> Work to be completed
Wherever "icon" appears in a line, list that line.

►

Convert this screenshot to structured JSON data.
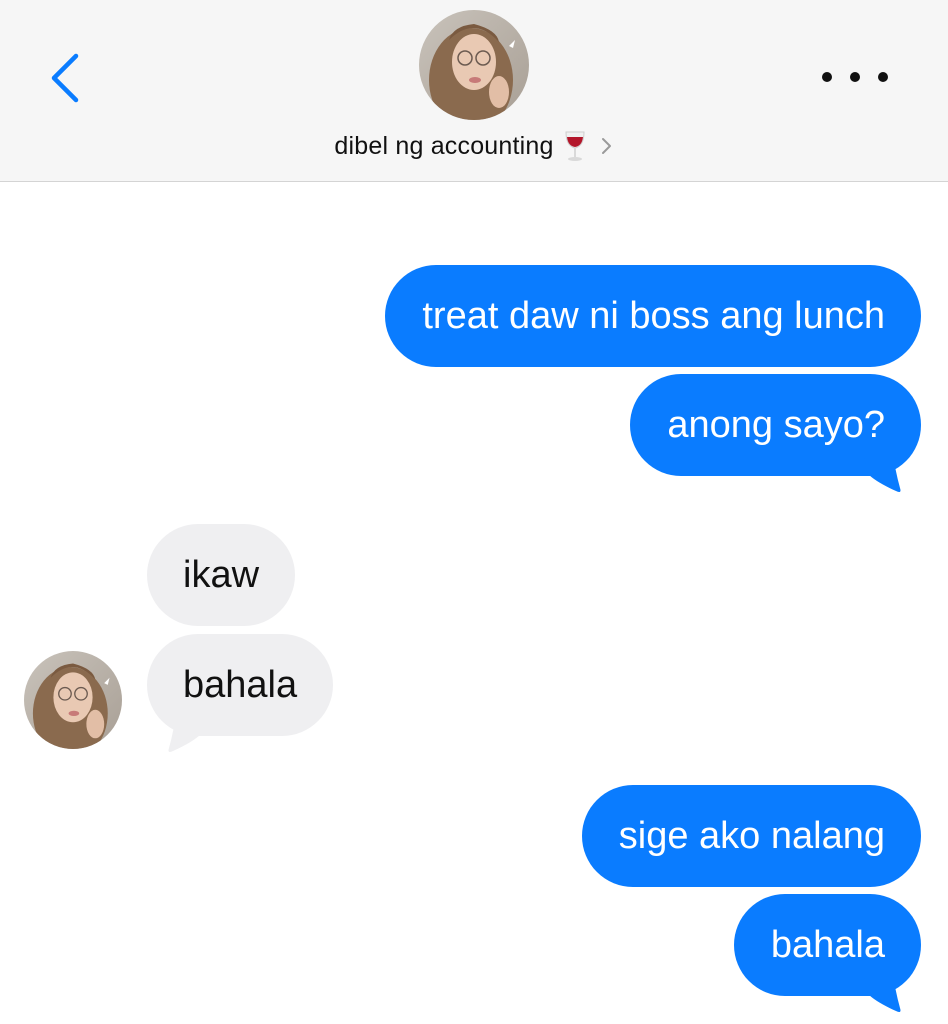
{
  "header": {
    "contact_name": "dibel ng accounting",
    "name_emoji_icon": "wine-glass-icon",
    "back_icon": "chevron-left-icon",
    "more_icon": "more-dots-icon"
  },
  "colors": {
    "accent": "#0a7cff",
    "incoming_bubble": "#efeff1",
    "header_bg": "#f6f6f6"
  },
  "messages": [
    {
      "direction": "out",
      "text": "treat daw ni boss ang lunch"
    },
    {
      "direction": "out",
      "text": "anong sayo?"
    },
    {
      "direction": "in",
      "text": "ikaw"
    },
    {
      "direction": "in",
      "text": "bahala"
    },
    {
      "direction": "out",
      "text": "sige ako nalang"
    },
    {
      "direction": "out",
      "text": "bahala"
    }
  ]
}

◄

> Solution for this exercise
    "name_emoji_icon": "wine-glass-icon",
    "back_icon": "chevron-left-icon",
    "more_icon": "more-dots-icon"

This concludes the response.